- Instruction A -
In the excerpt on post-revolution Libya, until when does no Misrati want to give up weapons?

- Excerpt provided -
.....

The sense of each region protecting its own is also felt keenly in Misrata, 
scene of a devastating siege; its heroic resistance ultimately helped to turn 
the tide against the Gaddafi regime. Abdulbaset al-Haddad, a revolutionary 
leader from the city, assured the BBC that Misrata had no intention of 
relinquishing its weapons just yet: ''It is still too early to do this because 
of what the Gaddafi troops did, all the destruction in Misrata, the criminal 
acts, the killing and raping of our women. No Misrati wants to give up weapons 
until there is a united government and a national army.''

Thus it is that the solidarity across regions that maintained Libya's 
revolution appears to have evaporated. Says Ez-Zintani: ''You cannot put on the 
same boat the people who fought and who lost so many things, our sons, our 
animals, our buildings, with another city where the people are sitting 
comfortably with their airconditioning on.''

Viewed within such a context of rampant regionalism, the Islamists could 
equally be seen as a positive force, a rare and more enduring source of unity 
that transcends the anti-Gaddafi passions that held the revolution together.

.....

- Instruction B -
Please render the listing, from its first line through the line that contains "repeat-icon — [1781, 183, 1821, 223]", as a JSON list of strings, one string per line, with blank lines left out.

.....

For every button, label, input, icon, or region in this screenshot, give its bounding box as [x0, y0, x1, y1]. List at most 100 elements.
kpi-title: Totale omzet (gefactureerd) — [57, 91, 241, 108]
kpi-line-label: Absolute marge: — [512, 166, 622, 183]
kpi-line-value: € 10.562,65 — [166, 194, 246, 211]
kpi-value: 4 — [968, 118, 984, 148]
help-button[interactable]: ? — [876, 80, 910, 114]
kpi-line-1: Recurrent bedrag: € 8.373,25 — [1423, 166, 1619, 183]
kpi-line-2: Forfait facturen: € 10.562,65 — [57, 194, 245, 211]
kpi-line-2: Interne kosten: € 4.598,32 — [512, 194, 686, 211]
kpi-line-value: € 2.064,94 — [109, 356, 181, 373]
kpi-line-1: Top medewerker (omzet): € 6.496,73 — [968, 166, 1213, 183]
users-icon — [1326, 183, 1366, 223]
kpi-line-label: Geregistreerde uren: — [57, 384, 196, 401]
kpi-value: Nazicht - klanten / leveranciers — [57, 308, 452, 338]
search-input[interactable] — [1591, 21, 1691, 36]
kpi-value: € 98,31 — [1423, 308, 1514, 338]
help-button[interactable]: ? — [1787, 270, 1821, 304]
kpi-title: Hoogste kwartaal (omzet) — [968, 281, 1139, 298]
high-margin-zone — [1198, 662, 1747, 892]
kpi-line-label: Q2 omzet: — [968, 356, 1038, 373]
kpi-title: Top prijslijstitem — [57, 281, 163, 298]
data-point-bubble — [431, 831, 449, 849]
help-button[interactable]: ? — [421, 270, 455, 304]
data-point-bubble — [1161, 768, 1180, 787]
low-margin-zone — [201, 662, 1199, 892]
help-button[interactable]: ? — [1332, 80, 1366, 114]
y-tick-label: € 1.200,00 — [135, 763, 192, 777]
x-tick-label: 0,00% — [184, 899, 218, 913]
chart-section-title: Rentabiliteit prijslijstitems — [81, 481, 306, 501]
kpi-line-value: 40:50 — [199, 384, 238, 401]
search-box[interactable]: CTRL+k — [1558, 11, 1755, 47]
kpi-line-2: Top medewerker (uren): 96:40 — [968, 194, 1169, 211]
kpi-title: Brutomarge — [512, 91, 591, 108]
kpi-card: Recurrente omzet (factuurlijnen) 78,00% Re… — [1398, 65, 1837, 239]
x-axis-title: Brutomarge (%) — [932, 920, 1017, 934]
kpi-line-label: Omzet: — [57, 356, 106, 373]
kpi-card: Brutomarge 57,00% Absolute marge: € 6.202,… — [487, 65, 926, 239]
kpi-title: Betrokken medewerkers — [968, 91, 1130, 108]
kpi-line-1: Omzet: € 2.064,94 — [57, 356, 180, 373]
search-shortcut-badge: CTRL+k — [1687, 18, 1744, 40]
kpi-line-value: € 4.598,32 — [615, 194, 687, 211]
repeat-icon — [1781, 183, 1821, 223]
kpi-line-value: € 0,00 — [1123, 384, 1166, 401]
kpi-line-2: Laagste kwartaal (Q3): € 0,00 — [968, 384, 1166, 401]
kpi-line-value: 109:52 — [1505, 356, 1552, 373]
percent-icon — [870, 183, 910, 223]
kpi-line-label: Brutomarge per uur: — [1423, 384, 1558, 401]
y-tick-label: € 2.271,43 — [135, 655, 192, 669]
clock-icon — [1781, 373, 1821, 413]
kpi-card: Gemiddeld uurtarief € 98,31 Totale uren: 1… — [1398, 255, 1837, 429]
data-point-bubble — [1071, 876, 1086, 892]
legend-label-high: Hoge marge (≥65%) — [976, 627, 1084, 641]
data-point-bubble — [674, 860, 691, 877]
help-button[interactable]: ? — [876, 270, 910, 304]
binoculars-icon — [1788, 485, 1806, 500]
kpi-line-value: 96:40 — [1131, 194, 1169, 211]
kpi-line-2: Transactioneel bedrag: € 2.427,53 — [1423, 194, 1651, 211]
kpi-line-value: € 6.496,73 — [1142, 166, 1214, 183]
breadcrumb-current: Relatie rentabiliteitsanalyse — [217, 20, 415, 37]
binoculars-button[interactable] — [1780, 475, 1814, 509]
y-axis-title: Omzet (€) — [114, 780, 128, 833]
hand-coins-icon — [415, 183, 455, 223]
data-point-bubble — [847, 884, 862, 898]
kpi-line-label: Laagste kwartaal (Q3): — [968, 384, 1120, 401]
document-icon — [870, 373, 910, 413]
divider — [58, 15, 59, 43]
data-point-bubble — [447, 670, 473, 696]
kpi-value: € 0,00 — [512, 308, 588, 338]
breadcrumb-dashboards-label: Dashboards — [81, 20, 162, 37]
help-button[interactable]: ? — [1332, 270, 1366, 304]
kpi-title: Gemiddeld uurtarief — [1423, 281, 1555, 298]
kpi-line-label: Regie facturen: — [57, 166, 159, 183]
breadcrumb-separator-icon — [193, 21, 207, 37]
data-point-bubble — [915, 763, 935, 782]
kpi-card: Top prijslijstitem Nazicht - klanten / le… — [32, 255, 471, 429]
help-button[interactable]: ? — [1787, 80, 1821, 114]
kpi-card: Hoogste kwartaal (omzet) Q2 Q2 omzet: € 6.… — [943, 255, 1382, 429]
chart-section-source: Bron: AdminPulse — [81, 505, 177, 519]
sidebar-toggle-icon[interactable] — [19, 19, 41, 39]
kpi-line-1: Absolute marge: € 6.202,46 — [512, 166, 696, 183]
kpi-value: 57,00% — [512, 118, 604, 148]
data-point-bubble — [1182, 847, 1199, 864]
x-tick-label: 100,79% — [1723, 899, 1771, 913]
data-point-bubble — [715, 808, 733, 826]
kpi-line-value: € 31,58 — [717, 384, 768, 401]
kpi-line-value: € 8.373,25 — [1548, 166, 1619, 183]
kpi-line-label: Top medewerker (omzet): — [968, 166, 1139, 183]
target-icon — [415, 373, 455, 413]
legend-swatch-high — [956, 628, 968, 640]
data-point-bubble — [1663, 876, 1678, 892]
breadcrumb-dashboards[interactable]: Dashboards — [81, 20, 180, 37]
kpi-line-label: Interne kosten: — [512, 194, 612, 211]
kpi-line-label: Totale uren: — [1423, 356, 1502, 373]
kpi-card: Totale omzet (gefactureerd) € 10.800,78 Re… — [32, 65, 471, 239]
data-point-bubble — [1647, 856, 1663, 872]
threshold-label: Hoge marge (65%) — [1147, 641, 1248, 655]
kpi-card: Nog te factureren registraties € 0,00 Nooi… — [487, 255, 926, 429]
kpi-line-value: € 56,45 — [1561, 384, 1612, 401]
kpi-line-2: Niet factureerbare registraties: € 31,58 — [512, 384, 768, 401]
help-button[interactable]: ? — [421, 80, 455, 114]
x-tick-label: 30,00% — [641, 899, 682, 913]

.....

- Final answer A -
Until there is a united government and a national army.

- Final answer B -
[
  "For every button, label, input, icon, or region in this screenshot, give its bounding box as [x0, y0, x1, y1]. List at most 100 elements.",
  "kpi-title: Totale omzet (gefactureerd) — [57, 91, 241, 108]",
  "kpi-line-label: Absolute marge: — [512, 166, 622, 183]",
  "kpi-line-value: € 10.562,65 — [166, 194, 246, 211]",
  "kpi-value: 4 — [968, 118, 984, 148]",
  "help-button[interactable]: ? — [876, 80, 910, 114]",
  "kpi-line-1: Recurrent bedrag: € 8.373,25 — [1423, 166, 1619, 183]",
  "kpi-line-2: Forfait facturen: € 10.562,65 — [57, 194, 245, 211]",
  "kpi-line-2: Interne kosten: € 4.598,32 — [512, 194, 686, 211]",
  "kpi-line-value: € 2.064,94 — [109, 356, 181, 373]",
  "kpi-line-1: Top medewerker (omzet): € 6.496,73 — [968, 166, 1213, 183]",
  "users-icon — [1326, 183, 1366, 223]",
  "kpi-line-label: Geregistreerde uren: — [57, 384, 196, 401]",
  "kpi-value: Nazicht - klanten / leveranciers — [57, 308, 452, 338]",
  "search-input[interactable] — [1591, 21, 1691, 36]",
  "kpi-value: € 98,31 — [1423, 308, 1514, 338]",
  "help-button[interactable]: ? — [1787, 270, 1821, 304]",
  "kpi-title: Hoogste kwartaal (omzet) — [968, 281, 1139, 298]",
  "high-margin-zone — [1198, 662, 1747, 892]",
  "kpi-line-label: Q2 omzet: — [968, 356, 1038, 373]",
  "kpi-title: Top prijslijstitem — [57, 281, 163, 298]",
  "data-point-bubble — [431, 831, 449, 849]",
  "help-button[interactable]: ? — [421, 270, 455, 304]",
  "data-point-bubble — [1161, 768, 1180, 787]",
  "low-margin-zone — [201, 662, 1199, 892]",
  "help-button[interactable]: ? — [1332, 80, 1366, 114]",
  "y-tick-label: € 1.200,00 — [135, 763, 192, 777]",
  "x-tick-label: 0,00% — [184, 899, 218, 913]",
  "chart-section-title: Rentabiliteit prijslijstitems — [81, 481, 306, 501]",
  "kpi-line-value: 40:50 — [199, 384, 238, 401]",
  "search-box[interactable]: CTRL+k — [1558, 11, 1755, 47]",
  "kpi-line-2: Top medewerker (uren): 96:40 — [968, 194, 1169, 211]",
  "kpi-title: Brutomarge — [512, 91, 591, 108]",
  "kpi-card: Recurrente omzet (factuurlijnen) 78,00% Re… — [1398, 65, 1837, 239]",
  "x-axis-title: Brutomarge (%) — [932, 920, 1017, 934]",
  "kpi-line-label: Omzet: — [57, 356, 106, 373]",
  "kpi-card: Brutomarge 57,00% Absolute marge: € 6.202,… — [487, 65, 926, 239]",
  "kpi-title: Betrokken medewerkers — [968, 91, 1130, 108]",
  "kpi-line-1: Omzet: € 2.064,94 — [57, 356, 180, 373]",
  "search-shortcut-badge: CTRL+k — [1687, 18, 1744, 40]",
  "kpi-line-value: € 4.598,32 — [615, 194, 687, 211]",
  "repeat-icon — [1781, 183, 1821, 223]"
]